→ **Exercise directions**: Write the material out again in full, exactly.

→ **Records supplied**:
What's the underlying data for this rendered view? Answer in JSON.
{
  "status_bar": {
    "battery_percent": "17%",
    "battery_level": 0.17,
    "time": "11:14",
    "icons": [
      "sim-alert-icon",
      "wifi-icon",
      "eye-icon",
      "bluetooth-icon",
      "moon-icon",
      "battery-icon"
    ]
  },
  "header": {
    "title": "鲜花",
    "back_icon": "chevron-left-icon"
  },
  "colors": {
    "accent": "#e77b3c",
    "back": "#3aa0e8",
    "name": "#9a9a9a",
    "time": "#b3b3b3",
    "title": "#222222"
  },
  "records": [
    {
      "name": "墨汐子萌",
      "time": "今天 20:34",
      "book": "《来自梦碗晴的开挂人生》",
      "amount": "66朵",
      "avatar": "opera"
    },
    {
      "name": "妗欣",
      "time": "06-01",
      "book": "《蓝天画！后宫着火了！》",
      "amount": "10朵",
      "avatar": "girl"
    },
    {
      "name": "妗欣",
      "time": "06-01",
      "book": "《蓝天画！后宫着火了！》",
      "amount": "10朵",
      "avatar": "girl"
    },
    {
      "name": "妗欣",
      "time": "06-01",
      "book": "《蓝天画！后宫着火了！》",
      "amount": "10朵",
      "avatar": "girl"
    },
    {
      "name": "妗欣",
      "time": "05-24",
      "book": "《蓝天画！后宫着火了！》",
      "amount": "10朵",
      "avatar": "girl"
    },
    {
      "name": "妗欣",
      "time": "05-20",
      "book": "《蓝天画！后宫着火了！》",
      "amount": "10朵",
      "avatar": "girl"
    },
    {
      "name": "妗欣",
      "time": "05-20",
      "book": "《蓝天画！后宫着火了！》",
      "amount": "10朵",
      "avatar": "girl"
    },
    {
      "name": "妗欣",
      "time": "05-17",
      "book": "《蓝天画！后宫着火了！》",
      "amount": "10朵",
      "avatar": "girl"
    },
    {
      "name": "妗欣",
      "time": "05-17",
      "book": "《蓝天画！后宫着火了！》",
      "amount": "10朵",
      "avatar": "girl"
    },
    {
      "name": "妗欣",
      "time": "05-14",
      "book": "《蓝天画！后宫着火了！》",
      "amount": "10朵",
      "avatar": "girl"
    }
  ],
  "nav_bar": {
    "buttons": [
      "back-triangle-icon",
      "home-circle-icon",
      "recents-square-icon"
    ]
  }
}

→ **Task response**:
What's the underlying data for this rendered view? Answer in JSON.
{
  "status_bar": {
    "battery_percent": "17%",
    "battery_level": 0.17,
    "time": "11:14",
    "icons": [
      "sim-alert-icon",
      "wifi-icon",
      "eye-icon",
      "bluetooth-icon",
      "moon-icon",
      "battery-icon"
    ]
  },
  "header": {
    "title": "鲜花",
    "back_icon": "chevron-left-icon"
  },
  "colors": {
    "accent": "#e77b3c",
    "back": "#3aa0e8",
    "name": "#9a9a9a",
    "time": "#b3b3b3",
    "title": "#222222"
  },
  "records": [
    {
      "name": "墨汐子萌",
      "time": "今天 20:34",
      "book": "《来自梦碗晴的开挂人生》",
      "amount": "66朵",
      "avatar": "opera"
    },
    {
      "name": "妗欣",
      "time": "06-01",
      "book": "《蓝天画！后宫着火了！》",
      "amount": "10朵",
      "avatar": "girl"
    },
    {
      "name": "妗欣",
      "time": "06-01",
      "book": "《蓝天画！后宫着火了！》",
      "amount": "10朵",
      "avatar": "girl"
    },
    {
      "name": "妗欣",
      "time": "06-01",
      "book": "《蓝天画！后宫着火了！》",
      "amount": "10朵",
      "avatar": "girl"
    },
    {
      "name": "妗欣",
      "time": "05-24",
      "book": "《蓝天画！后宫着火了！》",
      "amount": "10朵",
      "avatar": "girl"
    },
    {
      "name": "妗欣",
      "time": "05-20",
      "book": "《蓝天画！后宫着火了！》",
      "amount": "10朵",
      "avatar": "girl"
    },
    {
      "name": "妗欣",
      "time": "05-20",
      "book": "《蓝天画！后宫着火了！》",
      "amount": "10朵",
      "avatar": "girl"
    },
    {
      "name": "妗欣",
      "time": "05-17",
      "book": "《蓝天画！后宫着火了！》",
      "amount": "10朵",
      "avatar": "girl"
    },
    {
      "name": "妗欣",
      "time": "05-17",
      "book": "《蓝天画！后宫着火了！》",
      "amount": "10朵",
      "avatar": "girl"
    },
    {
      "name": "妗欣",
      "time": "05-14",
      "book": "《蓝天画！后宫着火了！》",
      "amount": "10朵",
      "avatar": "girl"
    }
  ],
  "nav_bar": {
    "buttons": [
      "back-triangle-icon",
      "home-circle-icon",
      "recents-square-icon"
    ]
  }
}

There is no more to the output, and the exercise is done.